Task details: Do any lines in the data below contain "January"? If so, copy every one of them.
===== Items
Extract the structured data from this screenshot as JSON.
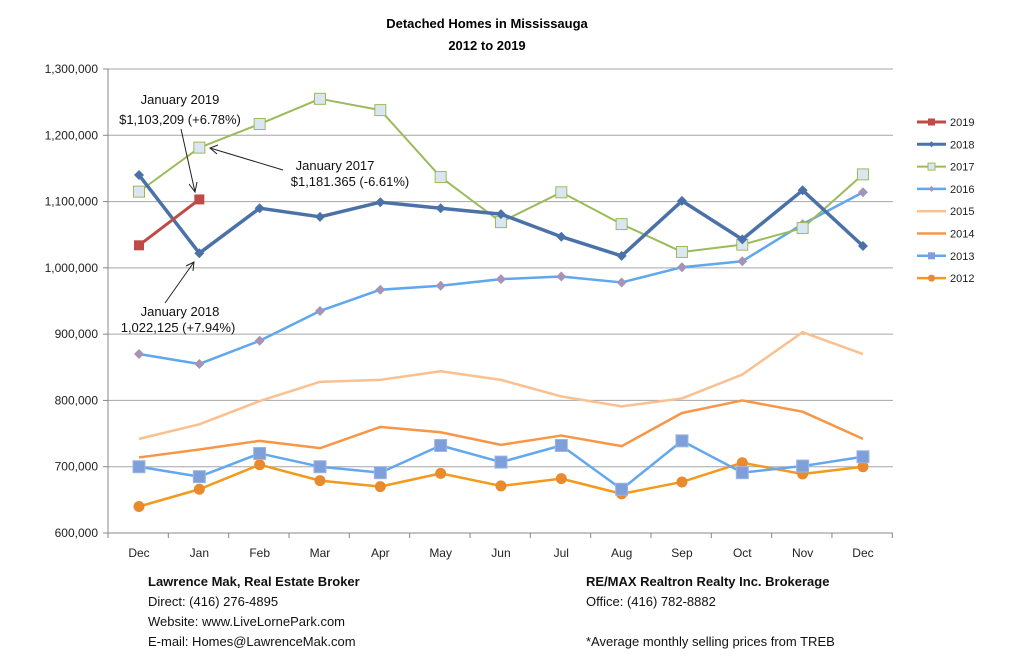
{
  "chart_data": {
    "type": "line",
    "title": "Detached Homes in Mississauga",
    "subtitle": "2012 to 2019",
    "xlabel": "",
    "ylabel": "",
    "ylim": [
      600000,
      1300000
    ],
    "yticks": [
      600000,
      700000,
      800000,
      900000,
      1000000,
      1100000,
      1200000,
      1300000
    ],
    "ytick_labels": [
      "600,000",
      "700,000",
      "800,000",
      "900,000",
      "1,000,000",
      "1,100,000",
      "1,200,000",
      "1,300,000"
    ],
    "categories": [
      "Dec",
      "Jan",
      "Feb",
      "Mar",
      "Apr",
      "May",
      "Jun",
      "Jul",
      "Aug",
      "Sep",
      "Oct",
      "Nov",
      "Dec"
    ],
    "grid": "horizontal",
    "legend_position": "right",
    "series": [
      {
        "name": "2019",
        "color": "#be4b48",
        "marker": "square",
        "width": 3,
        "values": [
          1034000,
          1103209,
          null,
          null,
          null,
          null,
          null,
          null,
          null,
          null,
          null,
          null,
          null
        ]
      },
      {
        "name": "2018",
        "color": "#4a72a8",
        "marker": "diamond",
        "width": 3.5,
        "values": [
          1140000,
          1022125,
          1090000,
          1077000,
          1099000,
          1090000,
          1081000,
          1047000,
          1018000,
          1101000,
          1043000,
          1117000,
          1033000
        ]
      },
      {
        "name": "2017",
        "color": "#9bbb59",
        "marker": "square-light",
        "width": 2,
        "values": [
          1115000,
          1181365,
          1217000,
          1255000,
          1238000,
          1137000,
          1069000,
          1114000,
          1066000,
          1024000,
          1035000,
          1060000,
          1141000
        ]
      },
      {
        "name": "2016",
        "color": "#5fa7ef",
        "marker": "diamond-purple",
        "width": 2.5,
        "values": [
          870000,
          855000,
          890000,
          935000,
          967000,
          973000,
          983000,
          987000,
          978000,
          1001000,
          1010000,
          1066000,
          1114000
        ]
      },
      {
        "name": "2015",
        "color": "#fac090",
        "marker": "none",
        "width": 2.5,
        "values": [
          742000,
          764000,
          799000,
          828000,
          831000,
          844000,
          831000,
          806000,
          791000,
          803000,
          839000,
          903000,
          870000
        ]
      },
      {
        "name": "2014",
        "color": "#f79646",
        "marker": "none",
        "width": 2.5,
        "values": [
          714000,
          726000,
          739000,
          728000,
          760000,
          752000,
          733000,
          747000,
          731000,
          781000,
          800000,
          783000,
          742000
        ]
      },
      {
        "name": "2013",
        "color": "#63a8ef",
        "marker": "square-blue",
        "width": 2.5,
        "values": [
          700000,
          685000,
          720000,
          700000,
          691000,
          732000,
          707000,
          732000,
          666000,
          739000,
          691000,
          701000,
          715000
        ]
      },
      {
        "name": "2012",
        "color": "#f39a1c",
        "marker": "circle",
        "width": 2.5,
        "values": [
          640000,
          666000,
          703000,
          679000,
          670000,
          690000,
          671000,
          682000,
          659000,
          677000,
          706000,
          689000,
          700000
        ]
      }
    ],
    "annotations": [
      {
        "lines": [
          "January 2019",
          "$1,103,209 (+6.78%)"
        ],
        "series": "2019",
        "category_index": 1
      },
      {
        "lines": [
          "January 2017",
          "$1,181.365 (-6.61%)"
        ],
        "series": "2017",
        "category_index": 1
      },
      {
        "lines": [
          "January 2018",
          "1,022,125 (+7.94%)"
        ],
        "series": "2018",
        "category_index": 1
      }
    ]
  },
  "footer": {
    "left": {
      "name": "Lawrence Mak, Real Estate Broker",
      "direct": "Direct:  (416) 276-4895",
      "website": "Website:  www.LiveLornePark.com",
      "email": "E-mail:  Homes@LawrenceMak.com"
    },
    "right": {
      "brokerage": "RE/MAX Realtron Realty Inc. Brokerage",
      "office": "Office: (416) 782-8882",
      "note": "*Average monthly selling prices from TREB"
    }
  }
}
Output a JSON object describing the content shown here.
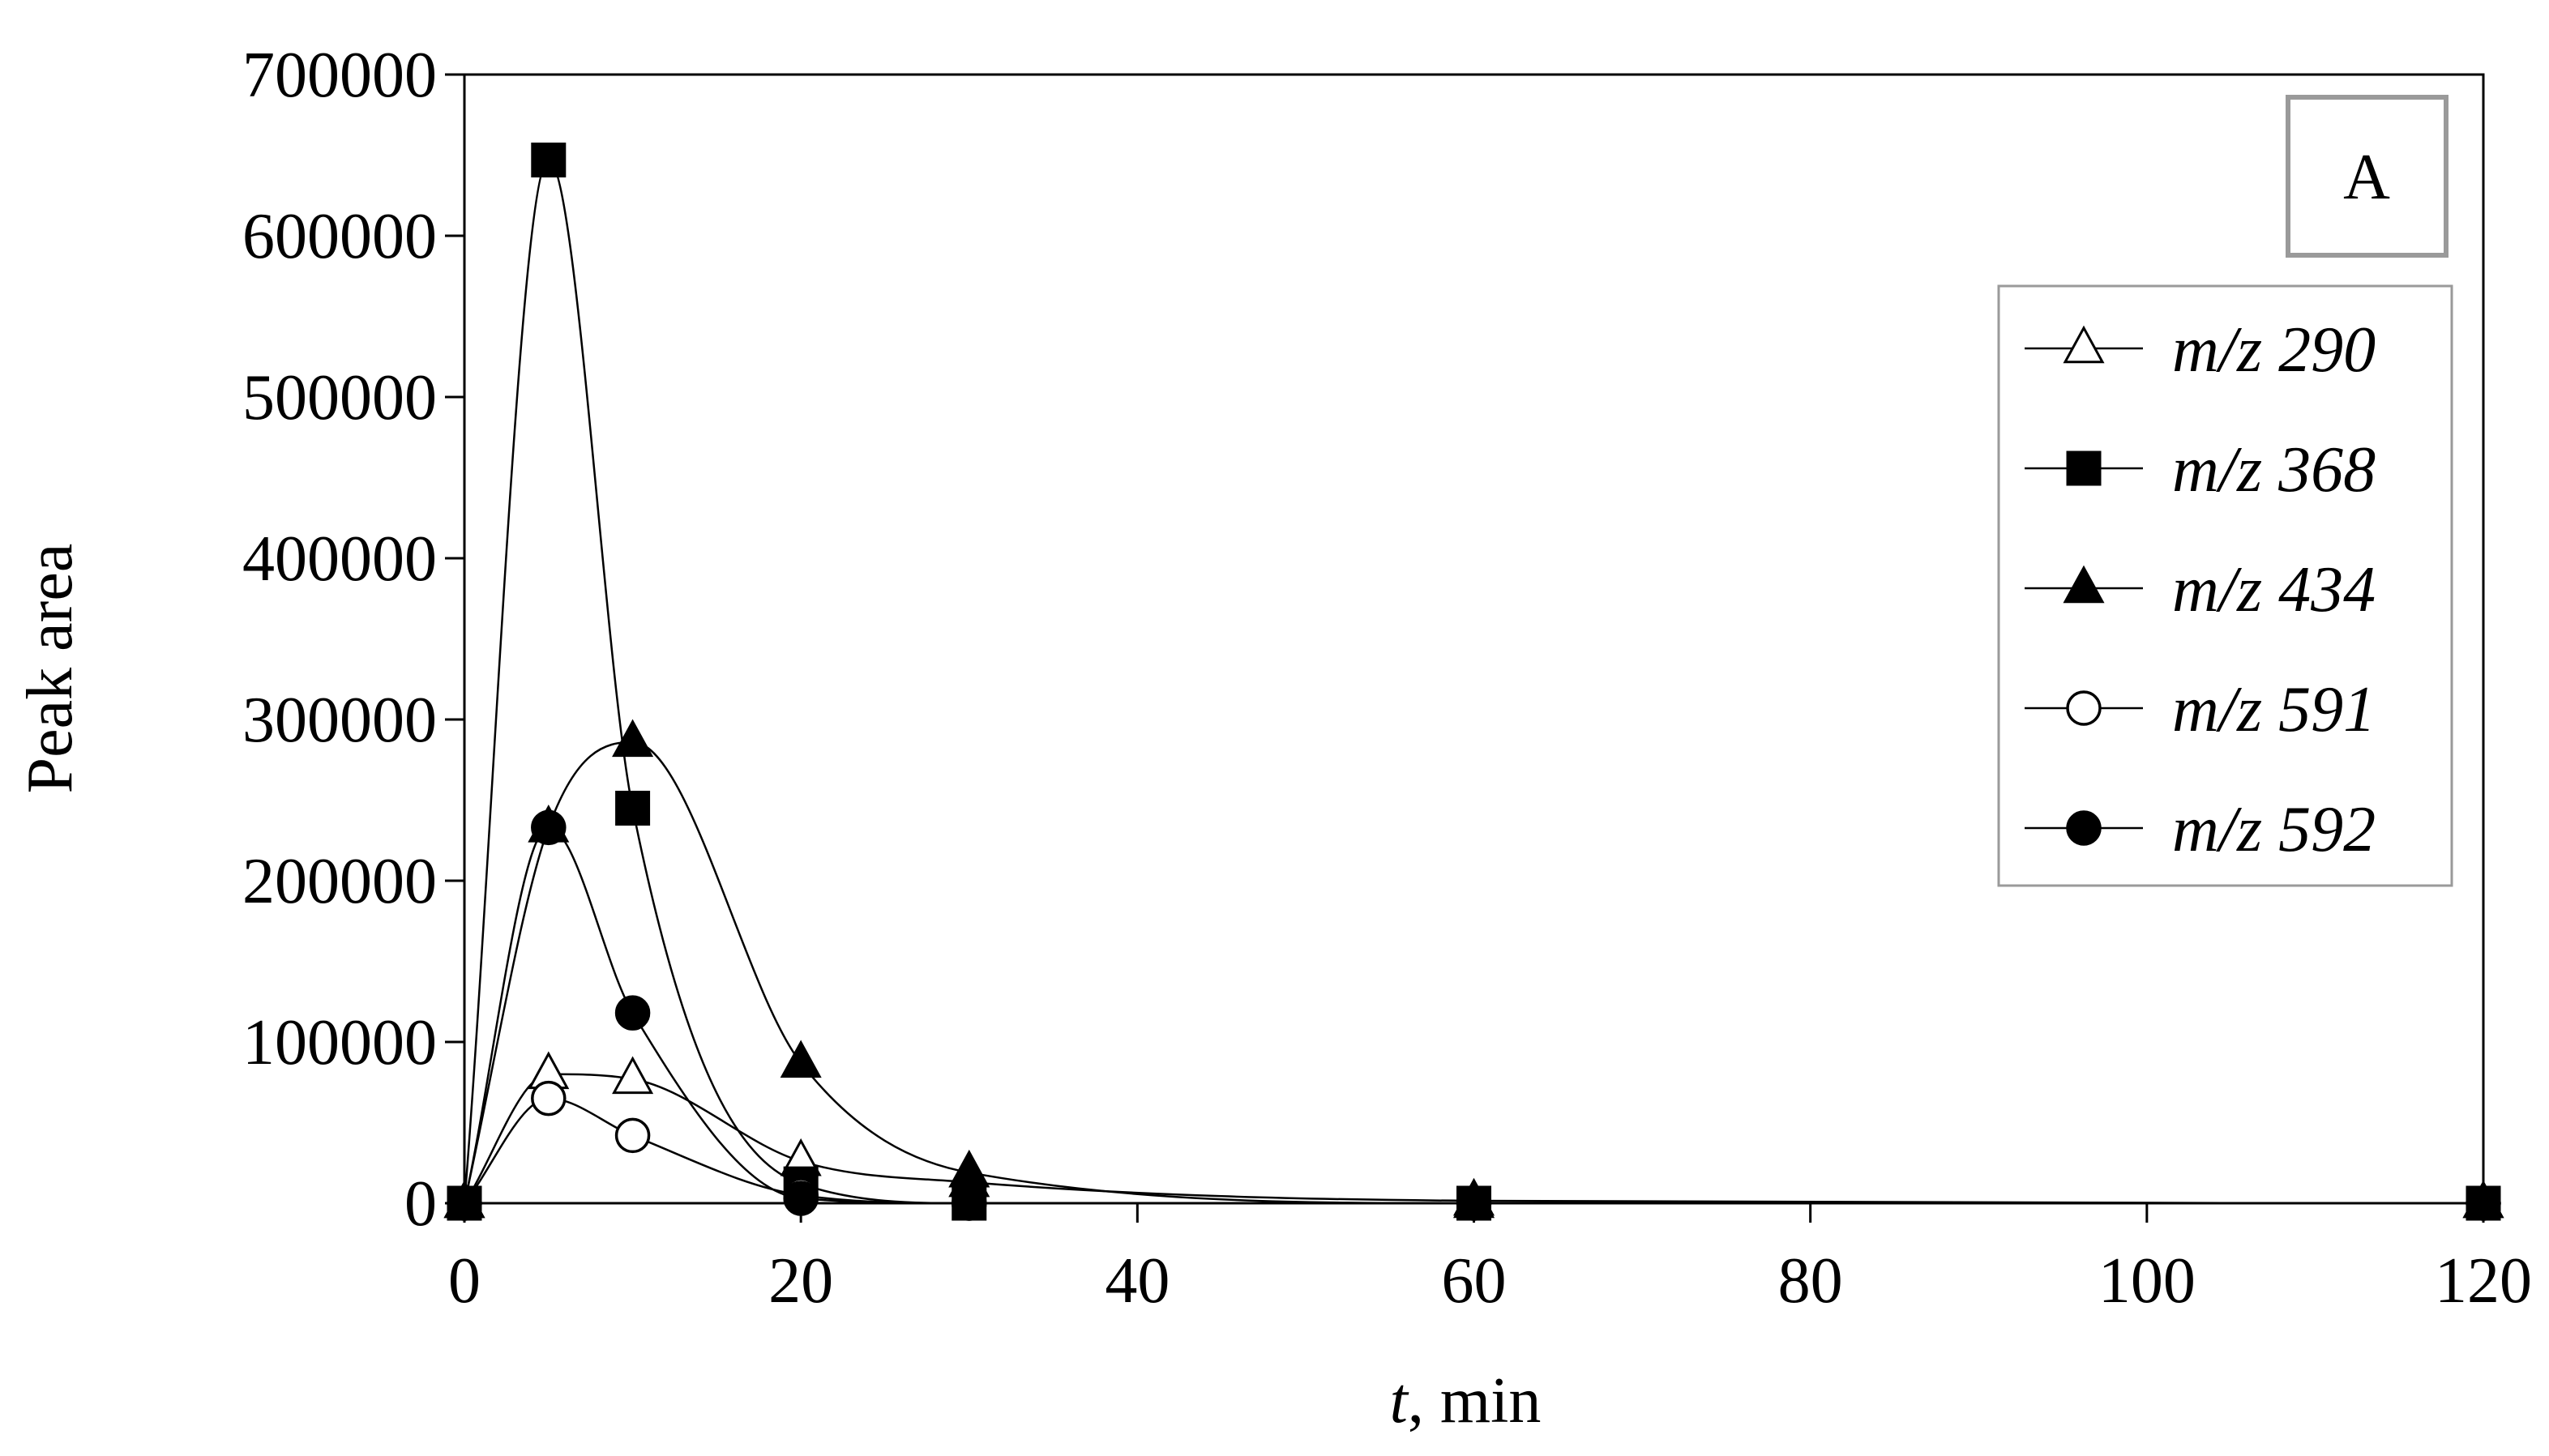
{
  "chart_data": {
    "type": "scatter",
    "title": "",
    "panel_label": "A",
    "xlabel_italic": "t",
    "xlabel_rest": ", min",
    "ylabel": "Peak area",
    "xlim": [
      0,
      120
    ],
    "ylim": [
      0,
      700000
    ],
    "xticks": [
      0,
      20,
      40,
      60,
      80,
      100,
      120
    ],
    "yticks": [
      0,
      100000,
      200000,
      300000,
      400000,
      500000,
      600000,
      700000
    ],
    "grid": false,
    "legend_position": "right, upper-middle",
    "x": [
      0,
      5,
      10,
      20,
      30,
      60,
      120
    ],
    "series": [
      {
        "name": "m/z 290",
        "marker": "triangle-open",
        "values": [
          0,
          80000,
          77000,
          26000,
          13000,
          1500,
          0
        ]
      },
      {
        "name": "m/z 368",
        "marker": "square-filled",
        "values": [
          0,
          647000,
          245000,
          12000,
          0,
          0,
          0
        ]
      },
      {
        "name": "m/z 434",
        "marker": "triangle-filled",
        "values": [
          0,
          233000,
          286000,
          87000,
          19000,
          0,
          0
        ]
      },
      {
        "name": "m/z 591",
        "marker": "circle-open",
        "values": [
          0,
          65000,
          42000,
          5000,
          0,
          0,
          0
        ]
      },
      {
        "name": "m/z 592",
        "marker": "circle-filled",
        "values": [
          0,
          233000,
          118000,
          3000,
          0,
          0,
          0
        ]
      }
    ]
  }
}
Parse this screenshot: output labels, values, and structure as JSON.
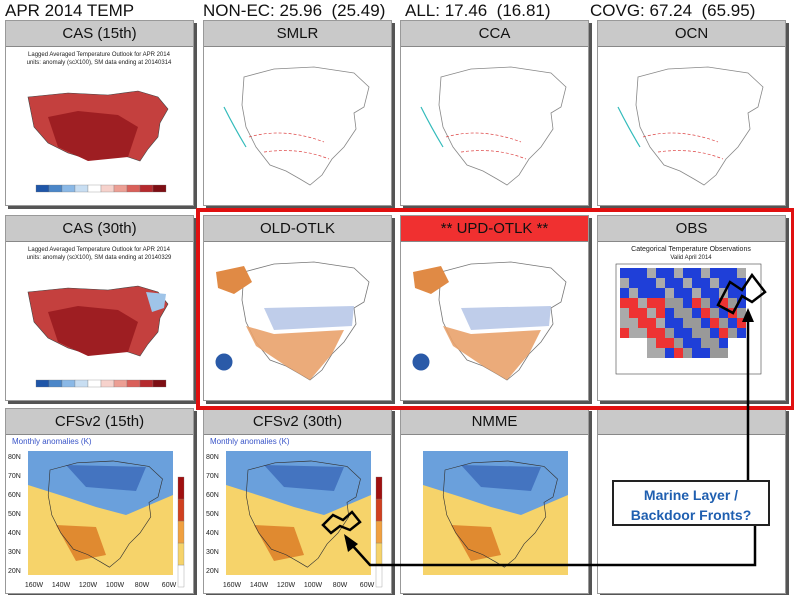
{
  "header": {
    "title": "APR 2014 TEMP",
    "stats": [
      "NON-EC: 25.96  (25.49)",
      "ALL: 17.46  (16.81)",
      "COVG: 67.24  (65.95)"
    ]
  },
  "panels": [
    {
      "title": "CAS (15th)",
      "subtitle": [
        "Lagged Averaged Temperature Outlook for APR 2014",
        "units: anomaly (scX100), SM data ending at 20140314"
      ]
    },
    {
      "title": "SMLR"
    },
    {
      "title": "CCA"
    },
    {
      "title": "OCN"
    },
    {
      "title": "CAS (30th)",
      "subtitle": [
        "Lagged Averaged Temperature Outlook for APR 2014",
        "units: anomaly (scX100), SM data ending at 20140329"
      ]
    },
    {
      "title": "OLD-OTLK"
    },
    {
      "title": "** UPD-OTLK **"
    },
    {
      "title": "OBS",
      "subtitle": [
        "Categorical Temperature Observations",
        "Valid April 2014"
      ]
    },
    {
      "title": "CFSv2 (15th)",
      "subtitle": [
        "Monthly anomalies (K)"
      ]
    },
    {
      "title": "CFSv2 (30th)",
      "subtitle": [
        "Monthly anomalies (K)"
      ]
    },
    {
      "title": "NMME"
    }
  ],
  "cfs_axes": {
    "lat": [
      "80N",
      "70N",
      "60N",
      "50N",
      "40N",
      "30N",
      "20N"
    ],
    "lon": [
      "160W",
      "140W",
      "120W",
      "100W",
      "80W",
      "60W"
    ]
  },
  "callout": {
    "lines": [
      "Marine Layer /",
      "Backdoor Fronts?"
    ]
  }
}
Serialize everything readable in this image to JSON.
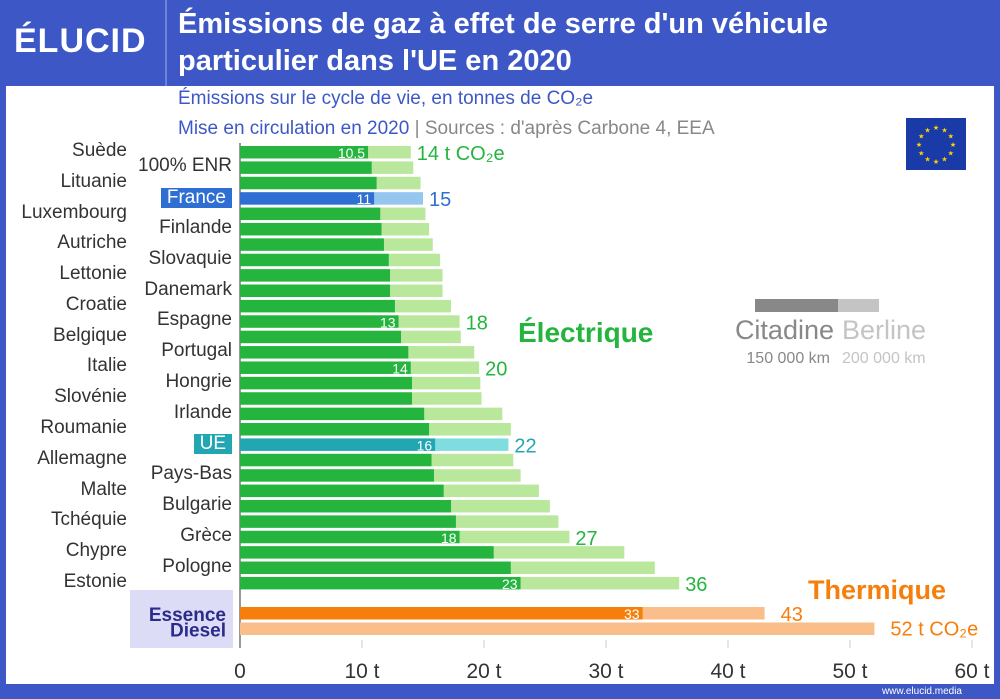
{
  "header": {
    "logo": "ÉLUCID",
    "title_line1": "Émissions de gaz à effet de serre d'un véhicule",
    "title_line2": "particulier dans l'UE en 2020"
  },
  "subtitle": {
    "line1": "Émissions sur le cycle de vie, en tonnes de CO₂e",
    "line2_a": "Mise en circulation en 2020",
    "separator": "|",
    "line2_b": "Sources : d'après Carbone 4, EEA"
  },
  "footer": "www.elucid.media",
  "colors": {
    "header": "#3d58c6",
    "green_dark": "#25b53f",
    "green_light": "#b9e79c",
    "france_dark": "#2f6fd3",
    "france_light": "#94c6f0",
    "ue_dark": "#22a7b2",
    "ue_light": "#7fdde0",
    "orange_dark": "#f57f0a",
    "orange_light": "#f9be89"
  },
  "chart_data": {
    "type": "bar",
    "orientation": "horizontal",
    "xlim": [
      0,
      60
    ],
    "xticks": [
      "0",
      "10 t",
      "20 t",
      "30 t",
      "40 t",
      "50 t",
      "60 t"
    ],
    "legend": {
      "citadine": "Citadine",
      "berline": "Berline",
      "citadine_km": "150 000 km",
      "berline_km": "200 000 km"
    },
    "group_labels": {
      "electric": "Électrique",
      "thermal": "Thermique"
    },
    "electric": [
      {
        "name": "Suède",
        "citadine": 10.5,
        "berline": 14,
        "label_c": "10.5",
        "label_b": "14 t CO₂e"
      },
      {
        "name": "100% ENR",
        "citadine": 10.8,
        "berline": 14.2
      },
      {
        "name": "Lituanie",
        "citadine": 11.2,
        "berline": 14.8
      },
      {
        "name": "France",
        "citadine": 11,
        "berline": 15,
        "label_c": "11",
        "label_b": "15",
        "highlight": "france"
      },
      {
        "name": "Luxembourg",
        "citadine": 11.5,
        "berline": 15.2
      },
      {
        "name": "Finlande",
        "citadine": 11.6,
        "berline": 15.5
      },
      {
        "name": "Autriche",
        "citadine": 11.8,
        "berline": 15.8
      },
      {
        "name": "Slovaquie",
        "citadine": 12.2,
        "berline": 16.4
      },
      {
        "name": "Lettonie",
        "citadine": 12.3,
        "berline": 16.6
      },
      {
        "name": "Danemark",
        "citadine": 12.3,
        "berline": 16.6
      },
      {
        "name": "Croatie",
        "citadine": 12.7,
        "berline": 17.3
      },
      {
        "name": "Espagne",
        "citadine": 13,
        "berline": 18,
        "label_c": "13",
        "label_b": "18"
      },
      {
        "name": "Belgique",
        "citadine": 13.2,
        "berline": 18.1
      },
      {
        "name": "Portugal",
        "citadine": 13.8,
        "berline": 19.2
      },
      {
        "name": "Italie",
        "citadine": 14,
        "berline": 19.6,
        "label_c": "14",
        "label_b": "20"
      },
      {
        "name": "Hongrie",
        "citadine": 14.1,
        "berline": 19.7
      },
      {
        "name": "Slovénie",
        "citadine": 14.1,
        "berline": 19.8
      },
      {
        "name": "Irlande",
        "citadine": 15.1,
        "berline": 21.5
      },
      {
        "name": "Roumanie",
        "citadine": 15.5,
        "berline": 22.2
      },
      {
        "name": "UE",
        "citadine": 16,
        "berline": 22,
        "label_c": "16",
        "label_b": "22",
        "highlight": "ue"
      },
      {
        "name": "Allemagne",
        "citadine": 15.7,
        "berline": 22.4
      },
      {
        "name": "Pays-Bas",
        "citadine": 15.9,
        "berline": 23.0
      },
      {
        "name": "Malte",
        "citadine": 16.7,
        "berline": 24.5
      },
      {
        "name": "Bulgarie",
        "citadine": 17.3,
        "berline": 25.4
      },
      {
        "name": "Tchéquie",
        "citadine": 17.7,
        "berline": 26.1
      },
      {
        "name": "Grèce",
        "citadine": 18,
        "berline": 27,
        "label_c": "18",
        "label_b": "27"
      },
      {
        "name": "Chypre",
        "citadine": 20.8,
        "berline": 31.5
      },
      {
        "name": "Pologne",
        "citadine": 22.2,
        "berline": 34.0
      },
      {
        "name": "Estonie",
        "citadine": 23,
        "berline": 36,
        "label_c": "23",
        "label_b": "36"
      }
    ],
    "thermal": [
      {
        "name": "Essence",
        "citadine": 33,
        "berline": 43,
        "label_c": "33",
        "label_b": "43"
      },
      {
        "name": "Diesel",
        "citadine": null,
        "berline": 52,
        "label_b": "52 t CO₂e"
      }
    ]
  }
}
==========
Task output:
          "January 2019",
          "January 2017",
          "January 2018",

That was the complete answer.